* Provided information
# # #

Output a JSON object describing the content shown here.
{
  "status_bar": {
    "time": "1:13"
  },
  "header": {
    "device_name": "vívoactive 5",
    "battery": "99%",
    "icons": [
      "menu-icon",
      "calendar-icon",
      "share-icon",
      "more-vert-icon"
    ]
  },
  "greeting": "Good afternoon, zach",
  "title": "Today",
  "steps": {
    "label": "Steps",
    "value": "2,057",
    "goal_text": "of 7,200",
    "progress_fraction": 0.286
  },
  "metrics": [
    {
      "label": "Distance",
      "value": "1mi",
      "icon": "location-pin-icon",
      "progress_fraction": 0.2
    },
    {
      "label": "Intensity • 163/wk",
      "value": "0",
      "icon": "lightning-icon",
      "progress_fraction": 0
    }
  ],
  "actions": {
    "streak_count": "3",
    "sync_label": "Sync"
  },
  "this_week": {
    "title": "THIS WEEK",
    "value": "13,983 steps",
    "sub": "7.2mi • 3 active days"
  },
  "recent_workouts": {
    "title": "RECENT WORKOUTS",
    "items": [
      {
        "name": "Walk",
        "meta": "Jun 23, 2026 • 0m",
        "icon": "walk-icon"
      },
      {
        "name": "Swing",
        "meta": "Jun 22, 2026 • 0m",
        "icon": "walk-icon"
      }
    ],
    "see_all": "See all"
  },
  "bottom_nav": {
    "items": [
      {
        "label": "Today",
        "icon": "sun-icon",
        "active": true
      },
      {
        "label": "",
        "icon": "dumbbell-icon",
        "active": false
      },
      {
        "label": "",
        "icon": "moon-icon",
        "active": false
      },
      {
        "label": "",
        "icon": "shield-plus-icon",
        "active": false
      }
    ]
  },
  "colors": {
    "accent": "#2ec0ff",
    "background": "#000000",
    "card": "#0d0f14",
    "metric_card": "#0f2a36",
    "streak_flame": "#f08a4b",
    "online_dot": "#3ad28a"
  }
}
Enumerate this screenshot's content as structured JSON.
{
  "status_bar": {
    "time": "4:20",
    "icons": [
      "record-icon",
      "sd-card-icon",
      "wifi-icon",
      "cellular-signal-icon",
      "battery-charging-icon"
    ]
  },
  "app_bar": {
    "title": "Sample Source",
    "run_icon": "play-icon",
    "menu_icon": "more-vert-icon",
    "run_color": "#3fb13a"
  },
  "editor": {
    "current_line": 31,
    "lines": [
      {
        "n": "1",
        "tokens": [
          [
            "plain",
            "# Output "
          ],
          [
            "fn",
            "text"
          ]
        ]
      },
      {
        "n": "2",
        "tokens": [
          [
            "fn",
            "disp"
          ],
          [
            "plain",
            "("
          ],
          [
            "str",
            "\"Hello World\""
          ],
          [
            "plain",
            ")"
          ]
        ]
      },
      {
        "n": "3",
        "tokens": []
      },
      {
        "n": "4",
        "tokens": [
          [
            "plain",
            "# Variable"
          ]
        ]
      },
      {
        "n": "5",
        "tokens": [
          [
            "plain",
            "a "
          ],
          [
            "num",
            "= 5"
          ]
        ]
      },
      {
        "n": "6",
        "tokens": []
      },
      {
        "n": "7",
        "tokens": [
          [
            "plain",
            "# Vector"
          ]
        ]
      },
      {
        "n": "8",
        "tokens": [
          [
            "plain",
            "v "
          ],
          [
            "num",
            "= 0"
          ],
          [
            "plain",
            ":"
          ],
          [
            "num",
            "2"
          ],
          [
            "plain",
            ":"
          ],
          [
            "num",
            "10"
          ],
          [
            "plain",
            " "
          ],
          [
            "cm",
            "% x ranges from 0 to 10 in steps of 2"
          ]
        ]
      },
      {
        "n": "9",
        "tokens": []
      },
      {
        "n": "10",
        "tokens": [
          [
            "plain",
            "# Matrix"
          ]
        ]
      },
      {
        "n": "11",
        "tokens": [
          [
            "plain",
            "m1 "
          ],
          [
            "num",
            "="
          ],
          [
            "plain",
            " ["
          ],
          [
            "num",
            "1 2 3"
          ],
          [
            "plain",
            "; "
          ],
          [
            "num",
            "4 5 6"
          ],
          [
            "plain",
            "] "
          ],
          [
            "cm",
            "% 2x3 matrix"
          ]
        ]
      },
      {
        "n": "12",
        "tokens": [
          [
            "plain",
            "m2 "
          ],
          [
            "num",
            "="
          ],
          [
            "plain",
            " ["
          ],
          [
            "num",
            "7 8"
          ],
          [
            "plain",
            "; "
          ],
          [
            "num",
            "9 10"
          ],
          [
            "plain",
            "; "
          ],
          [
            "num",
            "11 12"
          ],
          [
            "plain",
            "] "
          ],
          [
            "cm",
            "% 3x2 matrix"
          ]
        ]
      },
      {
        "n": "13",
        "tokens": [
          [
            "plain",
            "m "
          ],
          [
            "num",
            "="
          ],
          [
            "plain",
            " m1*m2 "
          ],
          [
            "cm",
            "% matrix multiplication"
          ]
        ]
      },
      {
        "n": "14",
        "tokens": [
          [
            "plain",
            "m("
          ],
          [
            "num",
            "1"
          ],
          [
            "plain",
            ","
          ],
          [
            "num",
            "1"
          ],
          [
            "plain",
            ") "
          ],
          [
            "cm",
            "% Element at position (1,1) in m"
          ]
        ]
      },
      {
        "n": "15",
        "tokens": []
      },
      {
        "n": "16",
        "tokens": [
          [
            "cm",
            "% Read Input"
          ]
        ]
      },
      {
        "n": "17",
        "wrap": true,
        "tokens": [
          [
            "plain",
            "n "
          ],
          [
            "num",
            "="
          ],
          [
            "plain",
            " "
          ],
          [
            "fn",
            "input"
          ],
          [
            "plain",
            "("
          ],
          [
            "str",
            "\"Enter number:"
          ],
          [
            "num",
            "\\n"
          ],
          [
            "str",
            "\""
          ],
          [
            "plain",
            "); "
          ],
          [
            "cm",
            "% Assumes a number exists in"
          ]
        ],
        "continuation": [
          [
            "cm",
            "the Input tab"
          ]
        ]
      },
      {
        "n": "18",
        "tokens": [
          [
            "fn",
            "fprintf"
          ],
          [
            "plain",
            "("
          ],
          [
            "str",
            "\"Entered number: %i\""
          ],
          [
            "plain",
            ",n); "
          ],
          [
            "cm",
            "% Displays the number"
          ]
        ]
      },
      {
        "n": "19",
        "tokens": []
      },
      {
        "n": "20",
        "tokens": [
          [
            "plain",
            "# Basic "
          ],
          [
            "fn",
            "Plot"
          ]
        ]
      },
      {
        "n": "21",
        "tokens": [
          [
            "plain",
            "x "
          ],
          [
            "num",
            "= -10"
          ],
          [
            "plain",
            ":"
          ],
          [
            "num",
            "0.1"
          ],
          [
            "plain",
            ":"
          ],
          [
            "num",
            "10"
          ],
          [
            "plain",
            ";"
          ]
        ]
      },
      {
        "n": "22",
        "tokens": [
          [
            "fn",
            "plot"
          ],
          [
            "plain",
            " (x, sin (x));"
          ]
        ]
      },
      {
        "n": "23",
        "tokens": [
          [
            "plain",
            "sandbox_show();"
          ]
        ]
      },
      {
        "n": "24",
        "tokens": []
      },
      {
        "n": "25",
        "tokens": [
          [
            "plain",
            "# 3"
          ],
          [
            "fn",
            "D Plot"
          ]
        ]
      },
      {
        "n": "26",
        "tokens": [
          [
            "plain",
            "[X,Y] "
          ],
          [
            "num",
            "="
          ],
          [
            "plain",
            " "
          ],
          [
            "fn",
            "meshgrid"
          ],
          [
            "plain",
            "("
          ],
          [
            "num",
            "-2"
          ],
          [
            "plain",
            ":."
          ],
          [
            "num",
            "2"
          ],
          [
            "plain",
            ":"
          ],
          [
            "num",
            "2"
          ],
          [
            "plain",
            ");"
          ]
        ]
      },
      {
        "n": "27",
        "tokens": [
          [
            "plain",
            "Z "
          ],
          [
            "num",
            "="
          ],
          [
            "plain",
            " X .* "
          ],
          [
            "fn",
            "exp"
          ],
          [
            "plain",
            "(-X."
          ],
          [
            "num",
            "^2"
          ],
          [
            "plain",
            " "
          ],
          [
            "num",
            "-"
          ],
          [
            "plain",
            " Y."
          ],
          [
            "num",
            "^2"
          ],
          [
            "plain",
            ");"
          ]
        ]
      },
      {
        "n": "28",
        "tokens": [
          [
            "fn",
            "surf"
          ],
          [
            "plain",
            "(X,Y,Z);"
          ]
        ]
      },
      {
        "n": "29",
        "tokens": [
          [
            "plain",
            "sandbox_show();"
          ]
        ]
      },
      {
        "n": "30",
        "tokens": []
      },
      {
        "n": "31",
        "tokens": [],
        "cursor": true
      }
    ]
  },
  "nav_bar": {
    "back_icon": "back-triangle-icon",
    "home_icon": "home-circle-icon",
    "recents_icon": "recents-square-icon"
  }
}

# # #

* Work instructions
Locate the word "number" in the records and collect each line it appears in.

* Written answer
            "\"Enter number:"
            "% Assumes a number exists in"
            "\"Entered number: %i\""
            "% Displays the number"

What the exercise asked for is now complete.